**DIRECTIONS**
Work out the number of lines with the word "Depreciation" in the material below, then reply with that number only.
>> BEGIN
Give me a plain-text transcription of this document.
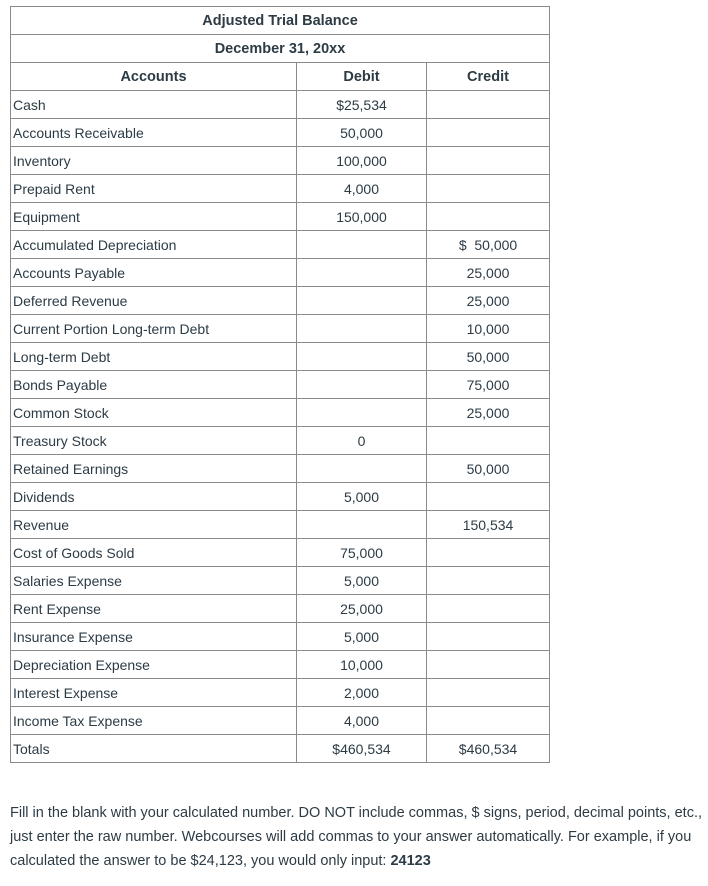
Adjusted Trial Balance		
December 31, 20xx		
Accounts	Debit	Credit
Cash	$25,534	
Accounts Receivable	50,000	
Inventory	100,000	
Prepaid Rent	4,000	
Equipment	150,000	
Accumulated Depreciation		$  50,000
Accounts Payable		25,000
Deferred Revenue		25,000
Current Portion Long-term Debt		10,000
Long-term Debt		50,000
Bonds Payable		75,000
Common Stock		25,000
Treasury Stock	0	
Retained Earnings		50,000
Dividends	5,000	
Revenue		150,534
Cost of Goods Sold	75,000	
Salaries Expense	5,000	
Rent Expense	25,000	
Insurance Expense	5,000	
Depreciation Expense	10,000	
Interest Expense	2,000	
Income Tax Expense	4,000	
Totals	$460,534	$460,534
Fill in the blank with your calculated number. DO NOT include commas, $ signs, period, decimal points, etc., just enter the raw number. Webcourses will add commas to your answer automatically. For example, if you calculated the answer to be $24,123, you would only input: 24123
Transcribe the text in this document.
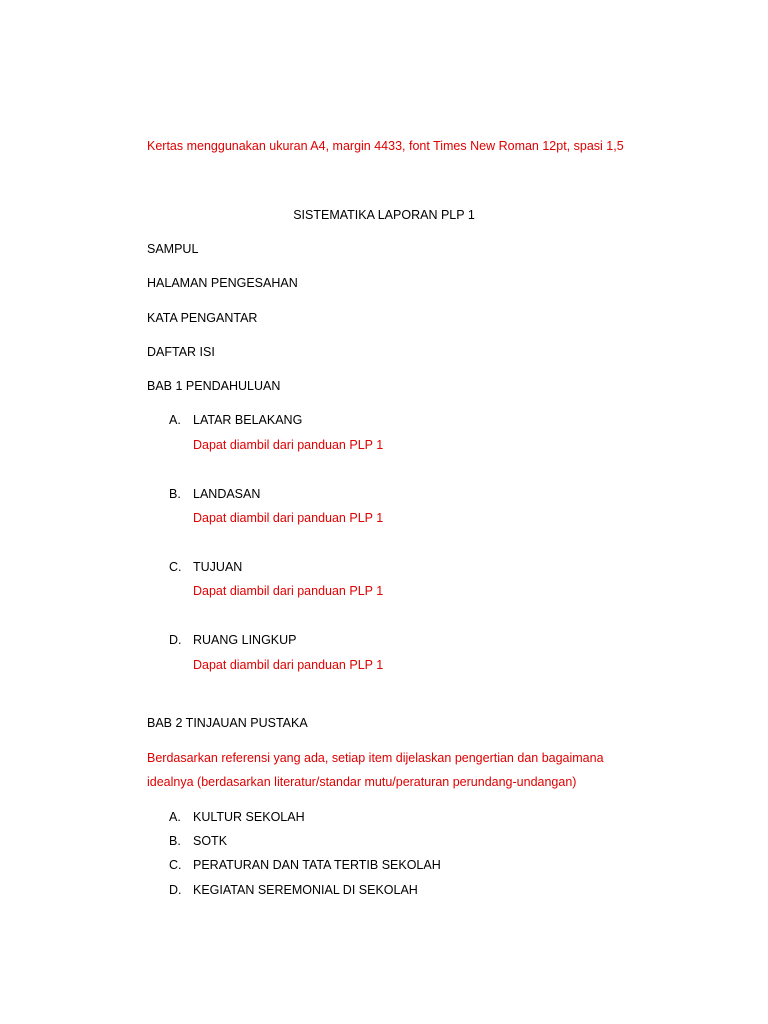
Kertas menggunakan ukuran A4, margin 4433, font Times New Roman 12pt, spasi 1,5
SISTEMATIKA LAPORAN PLP 1
SAMPUL
HALAMAN PENGESAHAN
KATA PENGANTAR
DAFTAR ISI
BAB 1 PENDAHULUAN
A. LATAR BELAKANG
Dapat diambil dari panduan PLP 1
B. LANDASAN
Dapat diambil dari panduan PLP 1
C. TUJUAN
Dapat diambil dari panduan PLP 1
D. RUANG LINGKUP
Dapat diambil dari panduan PLP 1
BAB 2 TINJAUAN PUSTAKA
Berdasarkan referensi yang ada, setiap item dijelaskan pengertian dan bagaimana
idealnya (berdasarkan literatur/standar mutu/peraturan perundang-undangan)
A. KULTUR SEKOLAH
B. SOTK
C. PERATURAN DAN TATA TERTIB SEKOLAH
D. KEGIATAN SEREMONIAL DI SEKOLAH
>> END
**EXERCISE SOLUTION**
2